§ **WORK TO DO**: Return the entries verbatim and drop every picture.

§ **Saved data entries**:
• • •

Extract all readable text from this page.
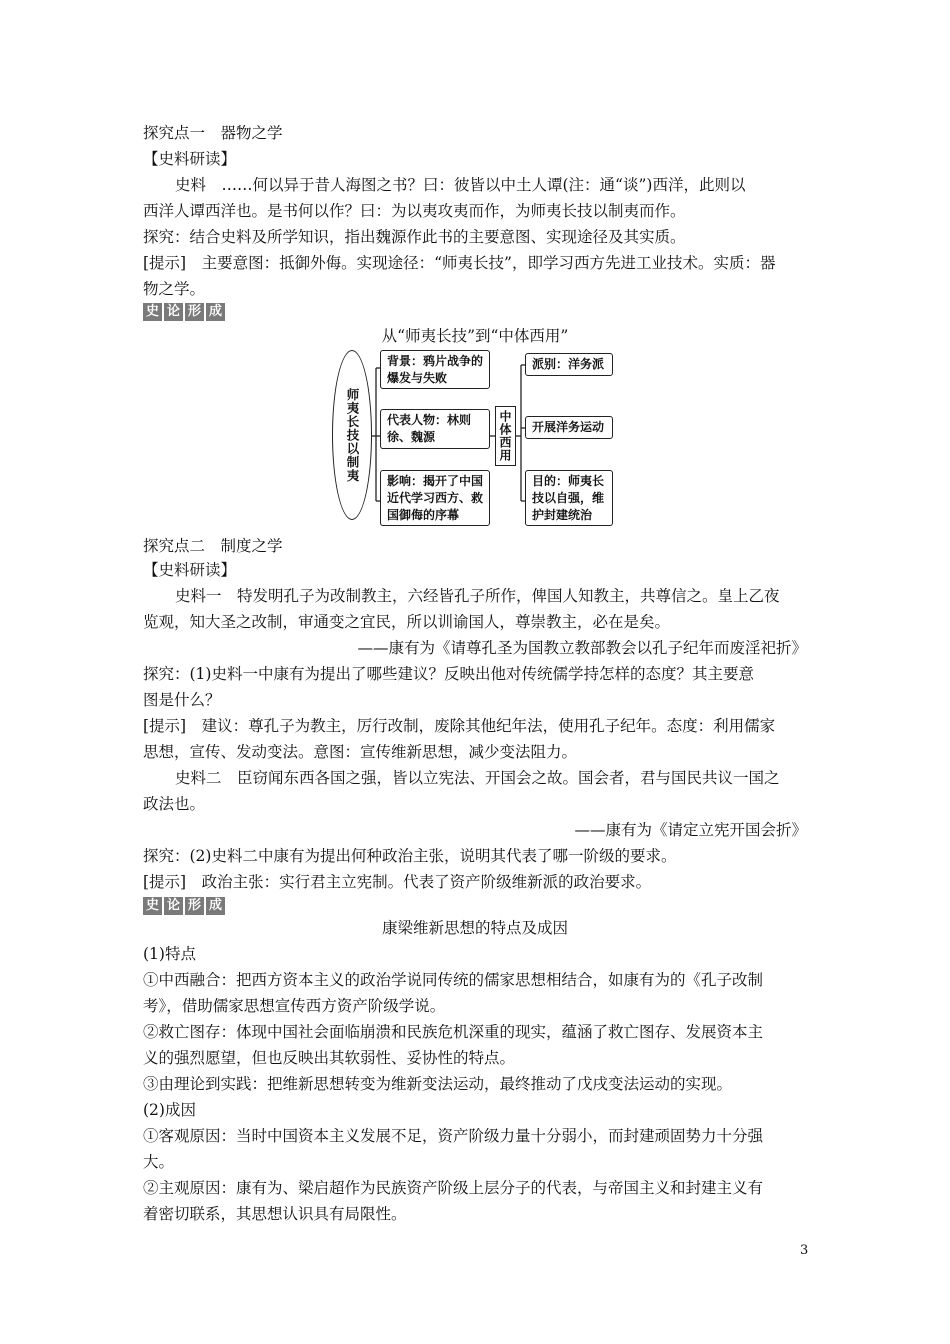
探究点一　器物之学
【史料研读】
史料　……何以异于昔人海图之书？曰：彼皆以中土人谭(注：通“谈”)西洋，此则以
西洋人谭西洋也。是书何以作？曰：为以夷攻夷而作，为师夷长技以制夷而作。
探究：结合史料及所学知识，指出魏源作此书的主要意图、实现途径及其实质。
[提示]　主要意图：抵御外侮。实现途径：“师夷长技”，即学习西方先进工业技术。实质：器
物之学。
史 论 形 成
从“师夷长技”到“中体西用”
师夷长技以制夷
背景：鸦片战争的爆发与失败
代表人物：林则徐、魏源
影响：揭开了中国近代学习西方、救国御侮的序幕
中体西用
派别：洋务派
开展洋务运动
目的：师夷长技以自强，维护封建统治
探究点二　制度之学
【史料研读】
史料一　特发明孔子为改制教主，六经皆孔子所作，俾国人知教主，共尊信之。皇上乙夜
览观，知大圣之改制，审通变之宜民，所以训谕国人，尊崇教主，必在是矣。
——康有为《请尊孔圣为国教立教部教会以孔子纪年而废淫祀折》
探究：(1)史料一中康有为提出了哪些建议？反映出他对传统儒学持怎样的态度？其主要意
图是什么？
[提示]　建议：尊孔子为教主，厉行改制，废除其他纪年法，使用孔子纪年。态度：利用儒家
思想，宣传、发动变法。意图：宣传维新思想，减少变法阻力。
史料二　臣窃闻东西各国之强，皆以立宪法、开国会之故。国会者，君与国民共议一国之
政法也。
——康有为《请定立宪开国会折》
探究：(2)史料二中康有为提出何种政治主张，说明其代表了哪一阶级的要求。
[提示]　政治主张：实行君主立宪制。代表了资产阶级维新派的政治要求。
史 论 形 成
康梁维新思想的特点及成因
(1)特点
①中西融合：把西方资本主义的政治学说同传统的儒家思想相结合，如康有为的《孔子改制
考》，借助儒家思想宣传西方资产阶级学说。
②救亡图存：体现中国社会面临崩溃和民族危机深重的现实，蕴涵了救亡图存、发展资本主
义的强烈愿望，但也反映出其软弱性、妥协性的特点。
③由理论到实践：把维新思想转变为维新变法运动，最终推动了戊戌变法运动的实现。
(2)成因
①客观原因：当时中国资本主义发展不足，资产阶级力量十分弱小，而封建顽固势力十分强
大。
②主观原因：康有为、梁启超作为民族资产阶级上层分子的代表，与帝国主义和封建主义有
着密切联系，其思想认识具有局限性。
3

• • •

§ **ANSWER TO THE EXERCISE**:
Extract all readable text from this page.
探究点一　器物之学
【史料研读】
史料　……何以异于昔人海图之书？曰：彼皆以中土人谭(注：通“谈”)西洋，此则以
西洋人谭西洋也。是书何以作？曰：为以夷攻夷而作，为师夷长技以制夷而作。
探究：结合史料及所学知识，指出魏源作此书的主要意图、实现途径及其实质。
[提示]　主要意图：抵御外侮。实现途径：“师夷长技”，即学习西方先进工业技术。实质：器
物之学。
史 论 形 成
从“师夷长技”到“中体西用”
师夷长技以制夷
背景：鸦片战争的爆发与失败
代表人物：林则徐、魏源
影响：揭开了中国近代学习西方、救国御侮的序幕
中体西用
派别：洋务派
开展洋务运动
目的：师夷长技以自强，维护封建统治
探究点二　制度之学
【史料研读】
史料一　特发明孔子为改制教主，六经皆孔子所作，俾国人知教主，共尊信之。皇上乙夜
览观，知大圣之改制，审通变之宜民，所以训谕国人，尊崇教主，必在是矣。
——康有为《请尊孔圣为国教立教部教会以孔子纪年而废淫祀折》
探究：(1)史料一中康有为提出了哪些建议？反映出他对传统儒学持怎样的态度？其主要意
图是什么？
[提示]　建议：尊孔子为教主，厉行改制，废除其他纪年法，使用孔子纪年。态度：利用儒家
思想，宣传、发动变法。意图：宣传维新思想，减少变法阻力。
史料二　臣窃闻东西各国之强，皆以立宪法、开国会之故。国会者，君与国民共议一国之
政法也。
——康有为《请定立宪开国会折》
探究：(2)史料二中康有为提出何种政治主张，说明其代表了哪一阶级的要求。
[提示]　政治主张：实行君主立宪制。代表了资产阶级维新派的政治要求。
史 论 形 成
康梁维新思想的特点及成因
(1)特点
①中西融合：把西方资本主义的政治学说同传统的儒家思想相结合，如康有为的《孔子改制
考》，借助儒家思想宣传西方资产阶级学说。
②救亡图存：体现中国社会面临崩溃和民族危机深重的现实，蕴涵了救亡图存、发展资本主
义的强烈愿望，但也反映出其软弱性、妥协性的特点。
③由理论到实践：把维新思想转变为维新变法运动，最终推动了戊戌变法运动的实现。
(2)成因
①客观原因：当时中国资本主义发展不足，资产阶级力量十分弱小，而封建顽固势力十分强
大。
②主观原因：康有为、梁启超作为民族资产阶级上层分子的代表，与帝国主义和封建主义有
着密切联系，其思想认识具有局限性。
3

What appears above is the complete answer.